Task directions: Isolate every line in the data with the string "охолоджене" and copy it.
====== Records provided
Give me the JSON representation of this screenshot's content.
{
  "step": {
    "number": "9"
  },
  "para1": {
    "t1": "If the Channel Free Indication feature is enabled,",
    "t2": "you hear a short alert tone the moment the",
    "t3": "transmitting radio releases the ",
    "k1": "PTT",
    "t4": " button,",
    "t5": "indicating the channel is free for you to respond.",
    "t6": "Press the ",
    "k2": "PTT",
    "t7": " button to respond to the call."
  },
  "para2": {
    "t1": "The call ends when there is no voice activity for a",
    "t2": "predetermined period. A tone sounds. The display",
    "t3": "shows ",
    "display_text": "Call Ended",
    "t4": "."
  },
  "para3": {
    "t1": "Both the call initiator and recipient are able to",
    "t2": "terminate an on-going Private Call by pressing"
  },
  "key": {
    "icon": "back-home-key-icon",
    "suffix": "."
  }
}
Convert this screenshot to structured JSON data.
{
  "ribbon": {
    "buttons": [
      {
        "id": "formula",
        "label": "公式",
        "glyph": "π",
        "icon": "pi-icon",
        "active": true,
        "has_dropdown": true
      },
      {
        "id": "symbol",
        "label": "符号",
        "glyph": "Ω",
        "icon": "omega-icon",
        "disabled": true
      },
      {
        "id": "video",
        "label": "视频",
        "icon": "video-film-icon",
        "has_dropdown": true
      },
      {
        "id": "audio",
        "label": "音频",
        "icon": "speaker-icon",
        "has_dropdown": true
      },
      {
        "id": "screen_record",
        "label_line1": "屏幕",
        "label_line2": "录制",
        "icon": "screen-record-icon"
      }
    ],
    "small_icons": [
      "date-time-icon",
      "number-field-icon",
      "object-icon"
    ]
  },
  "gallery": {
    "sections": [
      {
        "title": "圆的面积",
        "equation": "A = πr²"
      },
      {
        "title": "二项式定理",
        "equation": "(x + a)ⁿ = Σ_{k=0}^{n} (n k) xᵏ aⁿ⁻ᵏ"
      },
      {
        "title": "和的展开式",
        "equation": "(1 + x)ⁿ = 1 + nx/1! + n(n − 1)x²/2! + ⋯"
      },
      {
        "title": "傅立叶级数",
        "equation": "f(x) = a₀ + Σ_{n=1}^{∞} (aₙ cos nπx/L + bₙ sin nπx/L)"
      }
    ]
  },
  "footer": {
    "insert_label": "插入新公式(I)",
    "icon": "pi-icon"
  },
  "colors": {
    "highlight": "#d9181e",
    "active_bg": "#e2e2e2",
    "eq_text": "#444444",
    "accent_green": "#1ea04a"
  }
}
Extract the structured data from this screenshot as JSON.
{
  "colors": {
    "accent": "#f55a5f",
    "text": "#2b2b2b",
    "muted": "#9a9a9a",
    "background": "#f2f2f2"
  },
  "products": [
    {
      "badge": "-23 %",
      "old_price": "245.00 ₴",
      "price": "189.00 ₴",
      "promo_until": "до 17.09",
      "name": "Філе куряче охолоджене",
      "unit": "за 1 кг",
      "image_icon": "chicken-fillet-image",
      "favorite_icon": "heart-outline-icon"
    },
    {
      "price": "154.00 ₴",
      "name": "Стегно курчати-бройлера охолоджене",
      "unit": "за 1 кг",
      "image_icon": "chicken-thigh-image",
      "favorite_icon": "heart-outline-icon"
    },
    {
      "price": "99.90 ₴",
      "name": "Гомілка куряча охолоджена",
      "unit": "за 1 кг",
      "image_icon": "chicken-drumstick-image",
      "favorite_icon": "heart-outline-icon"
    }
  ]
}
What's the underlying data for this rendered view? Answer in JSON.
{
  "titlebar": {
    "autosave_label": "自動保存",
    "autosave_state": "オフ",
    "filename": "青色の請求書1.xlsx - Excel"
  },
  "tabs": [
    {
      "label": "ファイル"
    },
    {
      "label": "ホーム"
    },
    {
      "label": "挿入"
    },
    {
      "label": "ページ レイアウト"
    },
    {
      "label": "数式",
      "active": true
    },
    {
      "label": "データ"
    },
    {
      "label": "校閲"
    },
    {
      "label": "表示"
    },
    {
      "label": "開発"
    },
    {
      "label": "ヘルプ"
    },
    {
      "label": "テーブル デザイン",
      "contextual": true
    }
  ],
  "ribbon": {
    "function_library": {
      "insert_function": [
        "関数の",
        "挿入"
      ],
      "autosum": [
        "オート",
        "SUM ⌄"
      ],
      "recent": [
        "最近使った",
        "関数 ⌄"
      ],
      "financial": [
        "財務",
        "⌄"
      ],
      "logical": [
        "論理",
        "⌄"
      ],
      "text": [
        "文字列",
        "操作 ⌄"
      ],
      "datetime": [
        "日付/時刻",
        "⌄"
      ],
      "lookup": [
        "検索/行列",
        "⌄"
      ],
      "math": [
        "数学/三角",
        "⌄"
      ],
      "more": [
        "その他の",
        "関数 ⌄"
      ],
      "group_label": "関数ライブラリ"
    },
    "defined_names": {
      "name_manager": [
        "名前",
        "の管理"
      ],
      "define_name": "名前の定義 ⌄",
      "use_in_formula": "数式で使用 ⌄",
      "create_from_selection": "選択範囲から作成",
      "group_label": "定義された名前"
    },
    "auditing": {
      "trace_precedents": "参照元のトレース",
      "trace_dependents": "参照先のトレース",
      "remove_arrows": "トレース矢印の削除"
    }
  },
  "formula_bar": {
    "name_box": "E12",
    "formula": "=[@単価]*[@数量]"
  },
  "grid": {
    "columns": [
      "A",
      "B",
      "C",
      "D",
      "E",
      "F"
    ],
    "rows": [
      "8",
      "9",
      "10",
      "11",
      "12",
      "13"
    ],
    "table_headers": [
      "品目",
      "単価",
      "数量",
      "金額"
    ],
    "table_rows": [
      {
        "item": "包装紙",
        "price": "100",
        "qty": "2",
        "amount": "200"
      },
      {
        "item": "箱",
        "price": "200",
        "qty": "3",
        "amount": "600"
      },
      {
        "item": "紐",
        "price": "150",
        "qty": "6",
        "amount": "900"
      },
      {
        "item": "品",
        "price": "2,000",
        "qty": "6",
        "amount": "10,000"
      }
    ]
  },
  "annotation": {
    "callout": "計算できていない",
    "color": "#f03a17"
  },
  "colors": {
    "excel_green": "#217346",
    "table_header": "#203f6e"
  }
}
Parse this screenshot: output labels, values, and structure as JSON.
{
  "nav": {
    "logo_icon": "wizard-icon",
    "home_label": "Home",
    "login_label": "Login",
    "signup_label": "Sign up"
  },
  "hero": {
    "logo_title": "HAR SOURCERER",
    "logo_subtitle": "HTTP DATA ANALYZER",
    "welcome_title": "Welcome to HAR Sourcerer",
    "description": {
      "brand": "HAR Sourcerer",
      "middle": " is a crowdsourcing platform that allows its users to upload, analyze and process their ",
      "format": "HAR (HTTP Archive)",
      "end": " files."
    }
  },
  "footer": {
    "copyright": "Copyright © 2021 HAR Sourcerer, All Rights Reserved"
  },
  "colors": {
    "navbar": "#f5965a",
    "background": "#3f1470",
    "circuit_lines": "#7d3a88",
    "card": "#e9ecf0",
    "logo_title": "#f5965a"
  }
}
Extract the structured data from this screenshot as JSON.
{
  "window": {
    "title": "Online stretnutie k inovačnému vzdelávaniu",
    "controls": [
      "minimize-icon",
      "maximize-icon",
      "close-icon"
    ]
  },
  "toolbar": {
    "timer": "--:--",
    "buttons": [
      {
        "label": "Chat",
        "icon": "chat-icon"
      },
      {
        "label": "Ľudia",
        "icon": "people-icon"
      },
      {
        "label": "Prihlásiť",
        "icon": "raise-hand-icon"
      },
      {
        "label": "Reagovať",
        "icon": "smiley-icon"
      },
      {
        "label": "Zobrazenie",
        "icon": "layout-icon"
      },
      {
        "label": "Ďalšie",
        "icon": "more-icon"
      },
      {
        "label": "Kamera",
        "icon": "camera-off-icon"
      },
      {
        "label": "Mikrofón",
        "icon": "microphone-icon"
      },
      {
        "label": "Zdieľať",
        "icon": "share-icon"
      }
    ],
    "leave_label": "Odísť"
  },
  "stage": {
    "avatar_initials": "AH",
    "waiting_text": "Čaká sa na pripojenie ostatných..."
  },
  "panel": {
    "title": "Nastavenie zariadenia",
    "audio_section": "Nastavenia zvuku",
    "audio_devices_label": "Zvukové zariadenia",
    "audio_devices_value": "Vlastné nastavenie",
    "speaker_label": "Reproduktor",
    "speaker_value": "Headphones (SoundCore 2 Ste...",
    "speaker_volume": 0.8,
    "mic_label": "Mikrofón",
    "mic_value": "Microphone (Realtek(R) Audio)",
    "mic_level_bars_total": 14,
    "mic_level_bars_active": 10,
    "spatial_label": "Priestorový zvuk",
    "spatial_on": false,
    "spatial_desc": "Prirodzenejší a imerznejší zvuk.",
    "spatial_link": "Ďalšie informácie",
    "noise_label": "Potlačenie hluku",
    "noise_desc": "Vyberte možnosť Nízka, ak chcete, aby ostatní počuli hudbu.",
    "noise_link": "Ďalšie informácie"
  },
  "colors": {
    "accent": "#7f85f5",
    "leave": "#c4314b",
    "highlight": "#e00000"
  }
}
============
Task result:
      "name": "Філе куряче охолоджене",
      "name": "Стегно курчати-бройлера охолоджене",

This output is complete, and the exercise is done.